28th July 2021 | Author: Dr John Lindsay

 

FIB-SEMは、SEMとTEMの両方の分析を行うための、比較的一般的な試料作成方法です。 イオンビームで試料を作成する場合、良い試料を作るためには様々な点を考慮する必要があります。良好なサンプルとは、イメージが良好なもの(サンプル調製による明らかなアーティファクトがないもの)と考えられがちですが、分析に関してはそれだけではありません。ここでは、FIBの試料調製が分析に与える影響の例をいくつか挙げ、その影響を軽減するためのアドバイスをご紹介します。

カーテニング

 

FIBで試料を作成する際、最も顕著に現れるのがカーテニングです。 試料に異なる材料が含まれて、ミリングレートが異なると、カーテニングが発生することがあります。この現象は、イメージング・アーティファクトの原因となり、またTEMサンプルを作成する際に許容されるサンプルの厚さが制限されるため、望ましくないとされています。分析の際には、カーテニングに伴う凹凸がシャドーイングや低エネルギーピークの吸収の原因となります。

 

図. 1 左: カーテイングを伴う通常のミリングで調製したサンプル; 中央: カーテニングを防ぐために裏面から薄膜化したサンプル調整; 右: 裏面から薄膜化したサンプルの窒素EDSマップ。

上の例では、同じサンプルの分析領域でカーテニングの有り無しでサンプルを調整したものです。 (その詳細はこちらをご覧ください。) Ultim Extremeを用いたEDSマッピングでは、タングステンバイアスの先端部(オレンジ色の枠で示した部分)に窒素が集中していました。 カーテニング有のサンプルで同じ分析を行ったところ、この窒素濃度は観測されませんでした。 カーテニングを緩和するための一般的な方法としては、試料の向きを変える、保護層を蒸着する、イオンビームの電流を下げてミリングする、などがあります。

- 提示リスト

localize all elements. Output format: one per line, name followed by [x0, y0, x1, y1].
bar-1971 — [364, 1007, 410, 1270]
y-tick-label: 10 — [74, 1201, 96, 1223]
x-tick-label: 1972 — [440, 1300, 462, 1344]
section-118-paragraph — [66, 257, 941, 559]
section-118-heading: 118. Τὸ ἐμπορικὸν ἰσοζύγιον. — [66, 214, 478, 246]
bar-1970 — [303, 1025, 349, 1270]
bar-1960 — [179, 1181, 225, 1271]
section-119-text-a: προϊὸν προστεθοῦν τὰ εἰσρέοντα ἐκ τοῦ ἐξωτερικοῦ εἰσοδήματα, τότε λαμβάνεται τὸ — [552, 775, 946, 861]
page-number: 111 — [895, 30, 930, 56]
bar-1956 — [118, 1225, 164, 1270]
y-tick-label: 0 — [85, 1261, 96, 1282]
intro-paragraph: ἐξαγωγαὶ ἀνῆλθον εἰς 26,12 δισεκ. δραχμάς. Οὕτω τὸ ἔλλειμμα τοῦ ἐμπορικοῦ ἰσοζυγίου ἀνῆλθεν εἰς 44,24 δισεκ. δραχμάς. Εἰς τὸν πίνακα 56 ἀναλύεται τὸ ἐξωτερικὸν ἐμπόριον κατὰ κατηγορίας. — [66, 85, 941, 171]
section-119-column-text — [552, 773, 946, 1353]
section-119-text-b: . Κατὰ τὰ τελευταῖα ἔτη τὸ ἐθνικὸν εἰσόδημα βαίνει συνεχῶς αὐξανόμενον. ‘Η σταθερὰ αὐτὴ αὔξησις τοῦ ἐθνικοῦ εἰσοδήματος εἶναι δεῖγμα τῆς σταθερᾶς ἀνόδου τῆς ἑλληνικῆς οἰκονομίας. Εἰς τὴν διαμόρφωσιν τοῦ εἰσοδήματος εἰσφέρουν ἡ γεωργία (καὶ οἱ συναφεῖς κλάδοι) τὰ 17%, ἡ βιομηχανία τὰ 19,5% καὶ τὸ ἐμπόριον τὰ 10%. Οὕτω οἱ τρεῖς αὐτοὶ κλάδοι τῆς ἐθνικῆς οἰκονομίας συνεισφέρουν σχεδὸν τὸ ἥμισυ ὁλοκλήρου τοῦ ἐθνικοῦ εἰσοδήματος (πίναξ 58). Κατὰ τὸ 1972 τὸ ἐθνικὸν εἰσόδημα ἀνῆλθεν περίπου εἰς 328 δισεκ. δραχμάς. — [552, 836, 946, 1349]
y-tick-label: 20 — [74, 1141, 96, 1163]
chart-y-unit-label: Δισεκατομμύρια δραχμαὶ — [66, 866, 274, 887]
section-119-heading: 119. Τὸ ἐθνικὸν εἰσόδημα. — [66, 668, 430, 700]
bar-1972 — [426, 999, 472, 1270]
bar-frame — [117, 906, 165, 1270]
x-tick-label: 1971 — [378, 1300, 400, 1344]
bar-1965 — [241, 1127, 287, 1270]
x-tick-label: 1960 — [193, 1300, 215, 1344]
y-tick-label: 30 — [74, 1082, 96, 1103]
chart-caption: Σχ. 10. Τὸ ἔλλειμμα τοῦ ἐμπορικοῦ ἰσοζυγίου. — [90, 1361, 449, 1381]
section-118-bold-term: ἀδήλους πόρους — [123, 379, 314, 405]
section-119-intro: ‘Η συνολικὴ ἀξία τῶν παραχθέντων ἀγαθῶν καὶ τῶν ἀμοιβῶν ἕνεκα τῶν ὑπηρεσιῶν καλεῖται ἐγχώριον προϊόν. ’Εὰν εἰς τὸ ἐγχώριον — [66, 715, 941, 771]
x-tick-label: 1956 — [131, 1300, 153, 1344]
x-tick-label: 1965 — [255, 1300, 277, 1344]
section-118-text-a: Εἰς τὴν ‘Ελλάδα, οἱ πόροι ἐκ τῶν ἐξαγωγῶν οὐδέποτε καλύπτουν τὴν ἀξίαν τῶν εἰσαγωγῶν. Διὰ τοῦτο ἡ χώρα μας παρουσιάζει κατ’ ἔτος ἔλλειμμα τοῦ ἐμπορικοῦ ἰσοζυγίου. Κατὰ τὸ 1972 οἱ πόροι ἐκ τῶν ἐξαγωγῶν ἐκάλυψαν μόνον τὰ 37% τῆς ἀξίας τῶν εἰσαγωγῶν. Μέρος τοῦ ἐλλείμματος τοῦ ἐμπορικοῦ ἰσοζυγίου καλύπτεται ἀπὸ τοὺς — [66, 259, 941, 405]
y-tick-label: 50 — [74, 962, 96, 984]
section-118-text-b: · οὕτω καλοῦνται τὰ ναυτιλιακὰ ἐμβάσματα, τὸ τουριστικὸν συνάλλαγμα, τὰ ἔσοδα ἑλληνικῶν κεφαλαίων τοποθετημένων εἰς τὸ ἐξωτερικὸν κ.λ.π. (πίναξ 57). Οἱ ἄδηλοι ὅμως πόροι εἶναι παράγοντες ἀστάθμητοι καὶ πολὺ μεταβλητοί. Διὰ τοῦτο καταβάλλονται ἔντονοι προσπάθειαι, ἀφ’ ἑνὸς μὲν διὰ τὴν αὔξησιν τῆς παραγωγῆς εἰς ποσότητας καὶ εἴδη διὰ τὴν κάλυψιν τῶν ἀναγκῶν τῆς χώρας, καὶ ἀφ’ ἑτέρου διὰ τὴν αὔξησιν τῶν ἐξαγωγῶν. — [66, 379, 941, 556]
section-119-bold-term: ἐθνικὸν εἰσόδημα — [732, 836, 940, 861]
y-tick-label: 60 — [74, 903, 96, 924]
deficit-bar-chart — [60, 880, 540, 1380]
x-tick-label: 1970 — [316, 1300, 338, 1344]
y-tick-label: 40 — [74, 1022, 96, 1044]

- 演習の課題
1. FIB試料作成の文章から、「FIB-SEMは、SEMとT」から「カーテニングを防ぐために裏面から薄膜化したサンプル調整; 右: 裏面から薄膜化したサンプルの窒素EDSマップ。」までを一字一句そのまま繰り返すこと。
2. FIB試料作成の文章を、最後の文の後から書き継ぐこと。

- 課題の解答
1.
FIB-SEMは、SEMとTEMの両方の分析を行うための、比較的一般的な試料作成方法です。 イオンビームで試料を作成する場合、良い試料を作るためには様々な点を考慮する必要があります。良好なサンプルとは、イメージが良好なもの(サンプル調製による明らかなアーティファクトがないもの)と考えられがちですが、分析に関してはそれだけではありません。ここでは、FIBの試料調製が分析に与える影響の例をいくつか挙げ、その影響を軽減するためのアドバイスをご紹介します。

カーテニング

 

FIBで試料を作成する際、最も顕著に現れるのがカーテニングです。 試料に異なる材料が含まれて、ミリングレートが異なると、カーテニングが発生することがあります。この現象は、イメージング・アーティファクトの原因となり、またTEMサンプルを作成する際に許容されるサンプルの厚さが制限されるため、望ましくないとされています。分析の際には、カーテニングに伴う凹凸がシャドーイングや低エネルギーピークの吸収の原因となります。

 

図. 1 左: カーテイングを伴う通常のミリングで調製したサンプル; 中央: カーテニングを防ぐために裏面から薄膜化したサンプル調整; 右: 裏面から薄膜化したサンプルの窒素EDSマップ。

2.
コンタミネーション

またイオンミリングによるEDS分析への影響として、コンタミネーションが考えられます。 コンタミネーションは、ミリングに使用したイオンが注入されたり、ミリングされた材料がサンプルに再付着したりすることで発生します。 再付着は通常、(限定されませんが)断面の底部で観察されます。再付着した材料の組成は、ミリングされた材料(サンプルまたはリフトアウトグリッドなどの支持構造物から)とイオンビームからのイオンの組み合わせです。 下の例(図2)は、固体リチウムイオン電池(ガリウムを含まない)にガリウムが混入したものです。 断面のEDSマップでは、断面の下部にかなりの量のガリウムが観察されますが、分析対象の粒子の上部には見られないことが重要です。

図. 2 リチウムイオン電池の断面図。断面の下部に再付着が見られます。これは(材料中には含まれない)ガリウムのEDSマップで確認できます。

 

過剰なミリングを避け(分析対象となる表面より下の材料をミリングしないように)、準備の最終段階ではダメージの低い条件を使用することで、再付着を最小限に抑えることができます。他に注意すべきこととしては、銅を含むサンプルを分析する場合、銅製のリフトアウト・グリッドは避けるべきです。

構造の変化

イオンミリングによって影響を受けるのは、サンプルの化学的性質だけではなく、結晶構造にも影響を与えることがあります。 よく知られている例では、シリコンのアモルファス化があります。 図3のEBSD信号画像は、同じシリコン結晶から収集したものですが、一方は30keV、500pAで研磨した後に撮影したもので(キクチパターンは発生していません)、もう一方は5keV、500pAで収集したものです。(菊池パターンははっきりしています。) パターンが得られていないのは、検出器のせいではなく、EBSDが表面に敏感な技術であり、表面がアモルファス化しているためにパターンが発生しないためです。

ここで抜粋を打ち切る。